(Set task)
Leaving out the pictures, please retype each record exactly.

(Provided material)
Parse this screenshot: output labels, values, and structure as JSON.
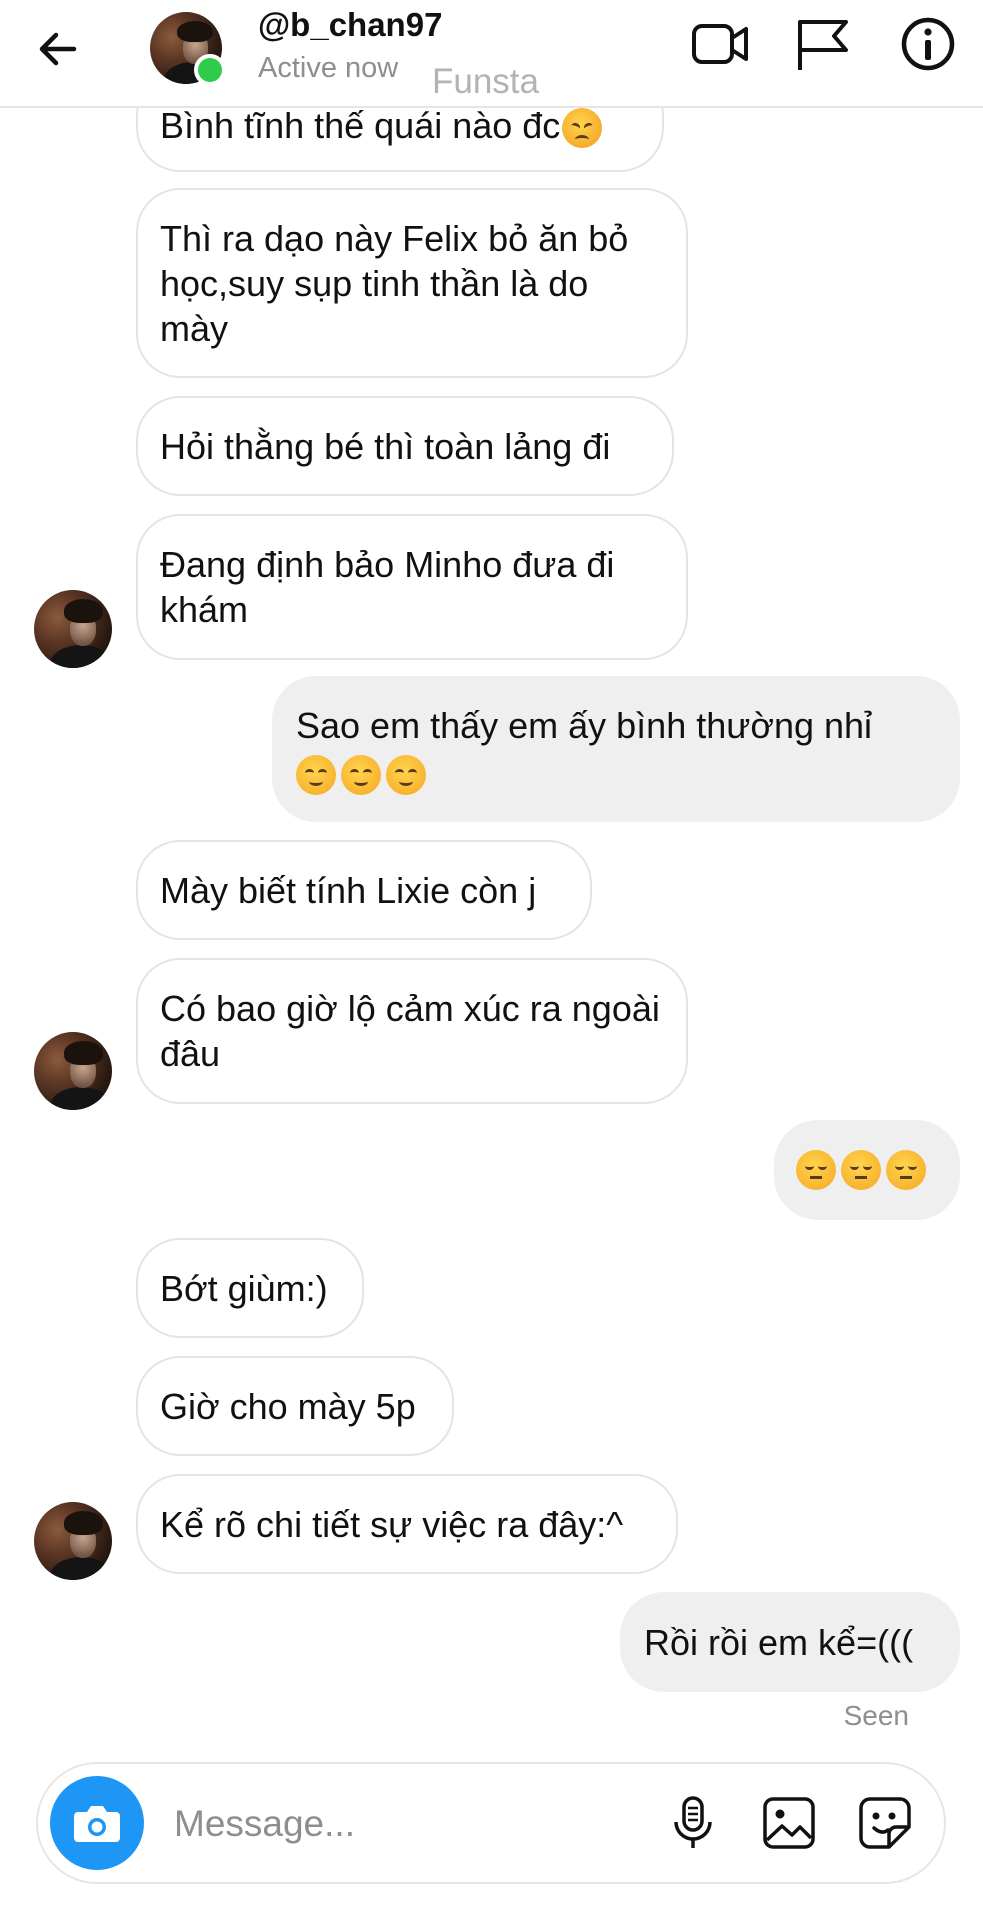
{
  "header": {
    "username": "@b_chan97",
    "status": "Active now",
    "watermark": "Funsta",
    "icons": [
      "back-arrow-icon",
      "video-camera-icon",
      "flag-icon",
      "info-icon"
    ]
  },
  "messages": [
    {
      "dir": "received",
      "text": "Bình tĩnh thế quái nào đc",
      "emoji": [
        "angry"
      ]
    },
    {
      "dir": "received",
      "text": "Thì ra dạo này Felix bỏ ăn bỏ học,suy sụp tinh thần là do mày"
    },
    {
      "dir": "received",
      "text": "Hỏi thằng bé thì toàn lảng đi"
    },
    {
      "dir": "received",
      "text": "Đang định bảo Minho đưa đi khám"
    },
    {
      "dir": "sent",
      "text": "Sao em thấy em ấy bình thường nhỉ",
      "emoji": [
        "upside",
        "upside",
        "upside"
      ]
    },
    {
      "dir": "received",
      "text": "Mày biết tính Lixie còn j"
    },
    {
      "dir": "received",
      "text": "Có bao giờ lộ cảm xúc ra ngoài đâu"
    },
    {
      "dir": "sent",
      "text": "",
      "emoji": [
        "pensive",
        "pensive",
        "pensive"
      ]
    },
    {
      "dir": "received",
      "text": "Bớt giùm:)"
    },
    {
      "dir": "received",
      "text": "Giờ cho mày 5p"
    },
    {
      "dir": "received",
      "text": "Kể rõ chi tiết sự việc ra đây:^"
    },
    {
      "dir": "sent",
      "text": "Rồi rồi em kể=((("
    }
  ],
  "seen_label": "Seen",
  "composer": {
    "placeholder": "Message...",
    "icons": [
      "camera-icon",
      "microphone-icon",
      "gallery-icon",
      "sticker-icon"
    ]
  },
  "colors": {
    "camera_button": "#1e96f5",
    "sent_bubble": "#efefef",
    "online": "#2ecc4a"
  }
}
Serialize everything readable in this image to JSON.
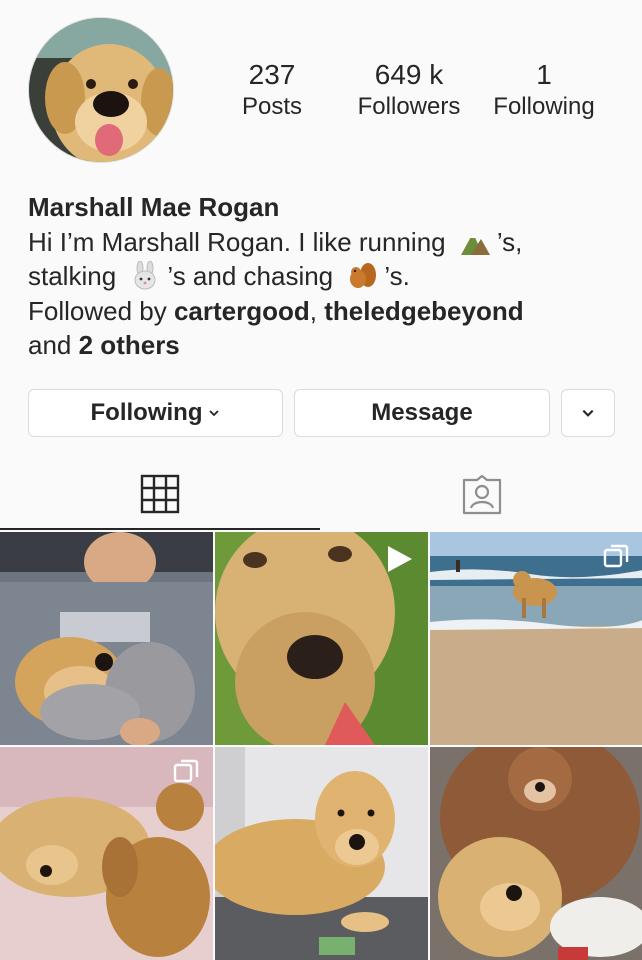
{
  "profile": {
    "avatar_icon": "dog-avatar",
    "stats": {
      "posts_count": "237",
      "posts_label": "Posts",
      "followers_count": "649 k",
      "followers_label": "Followers",
      "following_count": "1",
      "following_label": "Following"
    },
    "name": "Marshall Mae Rogan",
    "bio": {
      "part1": "Hi I’m Marshall Rogan. I like running",
      "part2": "’s,",
      "part3": "stalking",
      "part4": "’s and chasing",
      "part5": "’s.",
      "emoji1": "mountain-emoji",
      "emoji2": "rabbit-emoji",
      "emoji3": "squirrel-emoji"
    },
    "followed_by": {
      "prefix": "Followed by",
      "user1": "cartergood",
      "sep": ",",
      "user2": "theledgebeyond",
      "and": "and",
      "others": "2 others"
    }
  },
  "actions": {
    "following_label": "Following",
    "message_label": "Message"
  },
  "tabs": [
    {
      "icon": "grid-icon",
      "active": true
    },
    {
      "icon": "tagged-icon",
      "active": false
    }
  ],
  "posts": [
    {
      "subject": "man-hugging-dog",
      "badge": ""
    },
    {
      "subject": "dog-closeup",
      "badge": "video-icon"
    },
    {
      "subject": "dog-at-beach",
      "badge": "multi-photo-icon"
    },
    {
      "subject": "dog-sleeping-with-bear",
      "badge": "multi-photo-icon"
    },
    {
      "subject": "dog-lying-on-rug",
      "badge": ""
    },
    {
      "subject": "dog-with-teddy-bear",
      "badge": ""
    }
  ]
}
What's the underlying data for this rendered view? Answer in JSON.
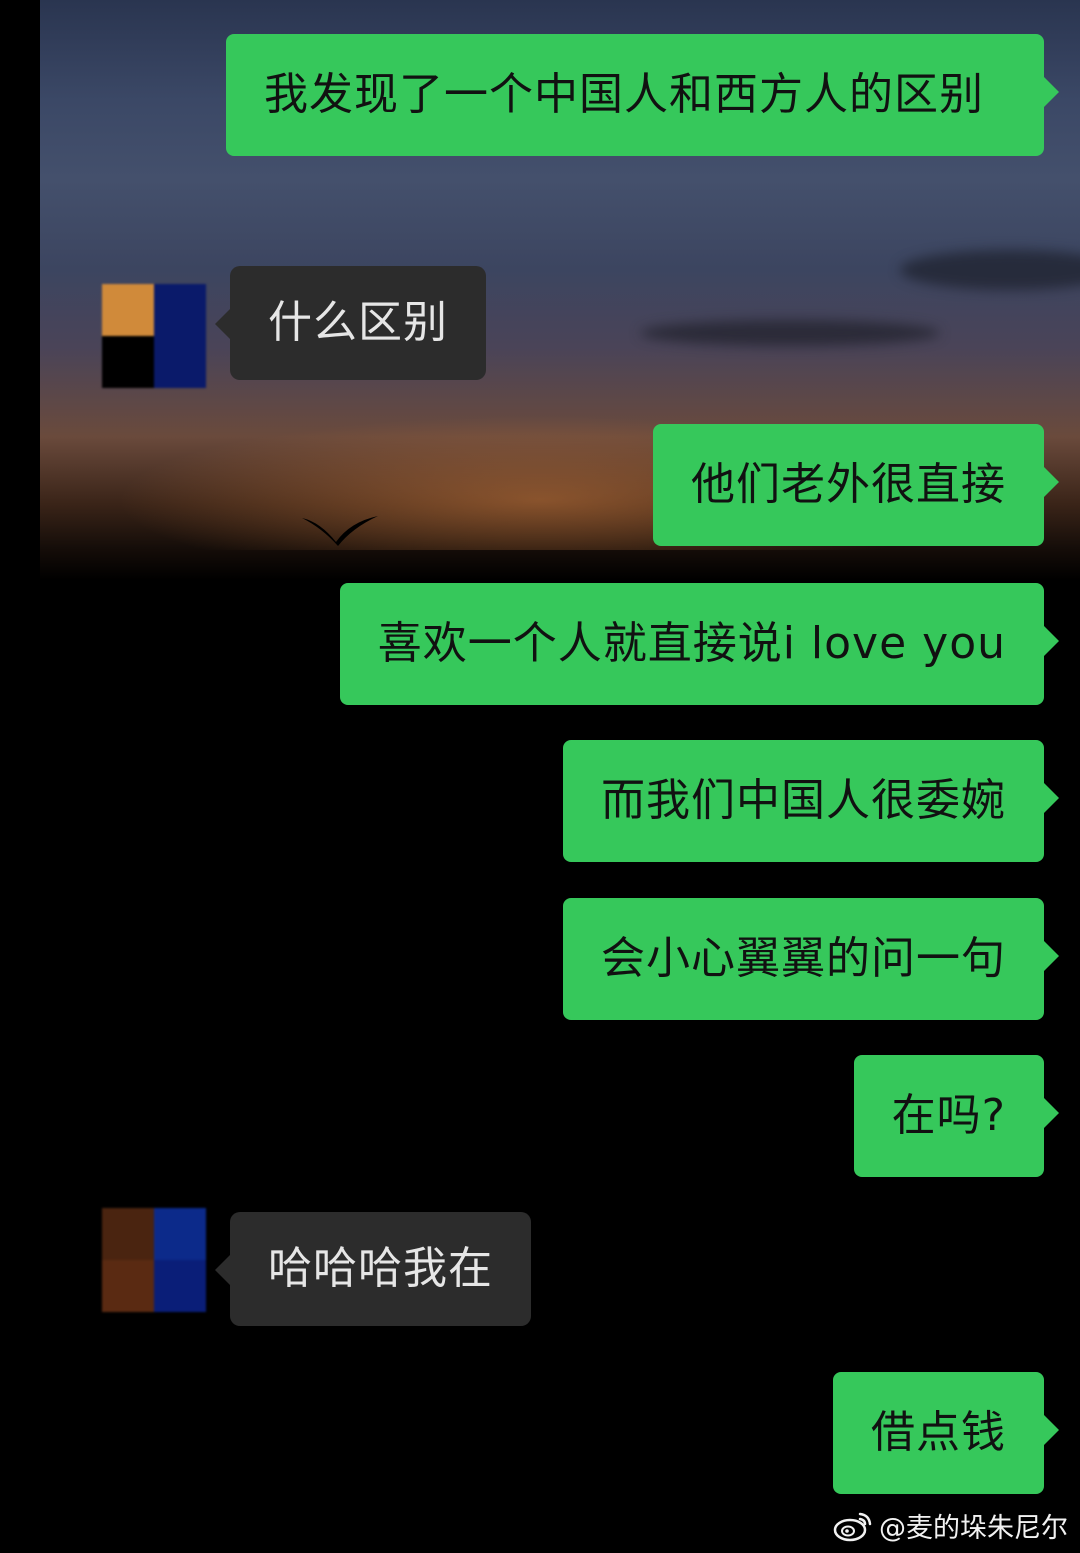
{
  "colors": {
    "my_bubble": "#36c85b",
    "other_bubble": "#2c2c2c",
    "background": "#000000"
  },
  "messages": [
    {
      "side": "me",
      "text": "我发现了一个中国人和西方人的区别"
    },
    {
      "side": "other",
      "text": "什么区别"
    },
    {
      "side": "me",
      "text": "他们老外很直接"
    },
    {
      "side": "me",
      "text": "喜欢一个人就直接说i love you"
    },
    {
      "side": "me",
      "text": "而我们中国人很委婉"
    },
    {
      "side": "me",
      "text": "会小心翼翼的问一句"
    },
    {
      "side": "me",
      "text": "在吗?"
    },
    {
      "side": "other",
      "text": "哈哈哈我在"
    },
    {
      "side": "me",
      "text": "借点钱"
    }
  ],
  "avatars": [
    {
      "pixels": [
        "#3a1e14",
        "#d08a3a",
        "#0a1a6a",
        "#000000"
      ]
    },
    {
      "pixels": [
        "#4a2410",
        "#0c2a8a",
        "#5a2a12",
        "#0a1e78"
      ]
    }
  ],
  "watermark": {
    "icon": "weibo-icon",
    "text": "@麦的垛朱尼尔"
  }
}
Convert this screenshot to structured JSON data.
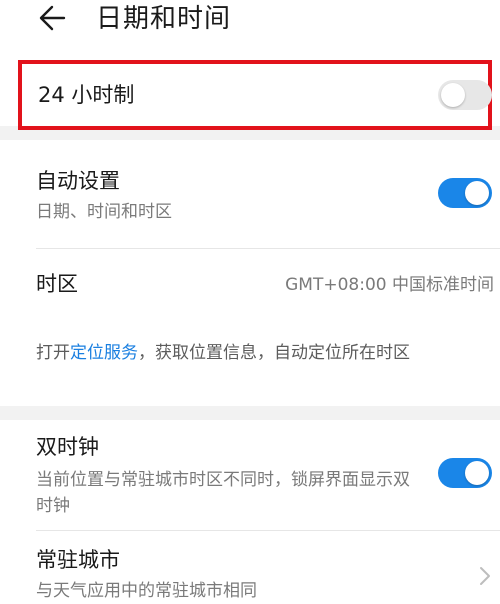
{
  "header": {
    "title": "日期和时间",
    "back_icon": "arrow-left-icon"
  },
  "time_format": {
    "label": "24 小时制",
    "enabled": false
  },
  "auto_set": {
    "label": "自动设置",
    "description": "日期、时间和时区",
    "enabled": true
  },
  "timezone": {
    "label": "时区",
    "value": "GMT+08:00 中国标准时间"
  },
  "location_note": {
    "prefix": "打开",
    "link_text": "定位服务",
    "suffix": "，获取位置信息，自动定位所在时区"
  },
  "dual_clock": {
    "label": "双时钟",
    "description": "当前位置与常驻城市时区不同时，锁屏界面显示双时钟",
    "enabled": true
  },
  "home_city": {
    "label": "常驻城市",
    "description": "与天气应用中的常驻城市相同"
  },
  "colors": {
    "accent": "#1a86e8",
    "link": "#1a7fe0",
    "highlight_border": "#e2121b",
    "toggle_off": "#e7e7e7"
  }
}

(Answer to the task)
Parse this screenshot: output labels, values, and structure as JSON.
{
  "header": {
    "username": "@b_chan97",
    "status": "Active now",
    "watermark": "Funsta",
    "icons": [
      "back-arrow-icon",
      "video-camera-icon",
      "flag-icon",
      "info-icon"
    ]
  },
  "messages": [
    {
      "dir": "received",
      "text": "Bình tĩnh thế quái nào đc",
      "emoji": [
        "angry"
      ]
    },
    {
      "dir": "received",
      "text": "Thì ra dạo này Felix bỏ ăn bỏ học,suy sụp tinh thần là do mày"
    },
    {
      "dir": "received",
      "text": "Hỏi thằng bé thì toàn lảng đi"
    },
    {
      "dir": "received",
      "text": "Đang định bảo Minho đưa đi khám"
    },
    {
      "dir": "sent",
      "text": "Sao em thấy em ấy bình thường nhỉ",
      "emoji": [
        "upside",
        "upside",
        "upside"
      ]
    },
    {
      "dir": "received",
      "text": "Mày biết tính Lixie còn j"
    },
    {
      "dir": "received",
      "text": "Có bao giờ lộ cảm xúc ra ngoài đâu"
    },
    {
      "dir": "sent",
      "text": "",
      "emoji": [
        "pensive",
        "pensive",
        "pensive"
      ]
    },
    {
      "dir": "received",
      "text": "Bớt giùm:)"
    },
    {
      "dir": "received",
      "text": "Giờ cho mày 5p"
    },
    {
      "dir": "received",
      "text": "Kể rõ chi tiết sự việc ra đây:^"
    },
    {
      "dir": "sent",
      "text": "Rồi rồi em kể=((("
    }
  ],
  "seen_label": "Seen",
  "composer": {
    "placeholder": "Message...",
    "icons": [
      "camera-icon",
      "microphone-icon",
      "gallery-icon",
      "sticker-icon"
    ]
  },
  "colors": {
    "camera_button": "#1e96f5",
    "sent_bubble": "#efefef",
    "online": "#2ecc4a"
  }
}
Serialize everything readable in this image to JSON.
{
  "profile": {
    "avatar_icon": "dog-avatar",
    "stats": {
      "posts_count": "237",
      "posts_label": "Posts",
      "followers_count": "649 k",
      "followers_label": "Followers",
      "following_count": "1",
      "following_label": "Following"
    },
    "name": "Marshall Mae Rogan",
    "bio": {
      "part1": "Hi I’m Marshall Rogan. I like running",
      "part2": "’s,",
      "part3": "stalking",
      "part4": "’s and chasing",
      "part5": "’s.",
      "emoji1": "mountain-emoji",
      "emoji2": "rabbit-emoji",
      "emoji3": "squirrel-emoji"
    },
    "followed_by": {
      "prefix": "Followed by",
      "user1": "cartergood",
      "sep": ",",
      "user2": "theledgebeyond",
      "and": "and",
      "others": "2 others"
    }
  },
  "actions": {
    "following_label": "Following",
    "message_label": "Message"
  },
  "tabs": [
    {
      "icon": "grid-icon",
      "active": true
    },
    {
      "icon": "tagged-icon",
      "active": false
    }
  ],
  "posts": [
    {
      "subject": "man-hugging-dog",
      "badge": ""
    },
    {
      "subject": "dog-closeup",
      "badge": "video-icon"
    },
    {
      "subject": "dog-at-beach",
      "badge": "multi-photo-icon"
    },
    {
      "subject": "dog-sleeping-with-bear",
      "badge": "multi-photo-icon"
    },
    {
      "subject": "dog-lying-on-rug",
      "badge": ""
    },
    {
      "subject": "dog-with-teddy-bear",
      "badge": ""
    }
  ]
}
What's the underlying data for this rendered view? Answer in JSON.
{
  "colors": {
    "my_bubble": "#36c85b",
    "other_bubble": "#2c2c2c",
    "background": "#000000"
  },
  "messages": [
    {
      "side": "me",
      "text": "我发现了一个中国人和西方人的区别"
    },
    {
      "side": "other",
      "text": "什么区别"
    },
    {
      "side": "me",
      "text": "他们老外很直接"
    },
    {
      "side": "me",
      "text": "喜欢一个人就直接说i love you"
    },
    {
      "side": "me",
      "text": "而我们中国人很委婉"
    },
    {
      "side": "me",
      "text": "会小心翼翼的问一句"
    },
    {
      "side": "me",
      "text": "在吗?"
    },
    {
      "side": "other",
      "text": "哈哈哈我在"
    },
    {
      "side": "me",
      "text": "借点钱"
    }
  ],
  "avatars": [
    {
      "pixels": [
        "#3a1e14",
        "#d08a3a",
        "#0a1a6a",
        "#000000"
      ]
    },
    {
      "pixels": [
        "#4a2410",
        "#0c2a8a",
        "#5a2a12",
        "#0a1e78"
      ]
    }
  ],
  "watermark": {
    "icon": "weibo-icon",
    "text": "@麦的垛朱尼尔"
  }
}
Convert this screenshot to structured JSON data.
{
  "header": {
    "title": "日期和时间",
    "back_icon": "arrow-left-icon"
  },
  "time_format": {
    "label": "24 小时制",
    "enabled": false
  },
  "auto_set": {
    "label": "自动设置",
    "description": "日期、时间和时区",
    "enabled": true
  },
  "timezone": {
    "label": "时区",
    "value": "GMT+08:00 中国标准时间"
  },
  "location_note": {
    "prefix": "打开",
    "link_text": "定位服务",
    "suffix": "，获取位置信息，自动定位所在时区"
  },
  "dual_clock": {
    "label": "双时钟",
    "description": "当前位置与常驻城市时区不同时，锁屏界面显示双时钟",
    "enabled": true
  },
  "home_city": {
    "label": "常驻城市",
    "description": "与天气应用中的常驻城市相同"
  },
  "colors": {
    "accent": "#1a86e8",
    "link": "#1a7fe0",
    "highlight_border": "#e2121b",
    "toggle_off": "#e7e7e7"
  }
}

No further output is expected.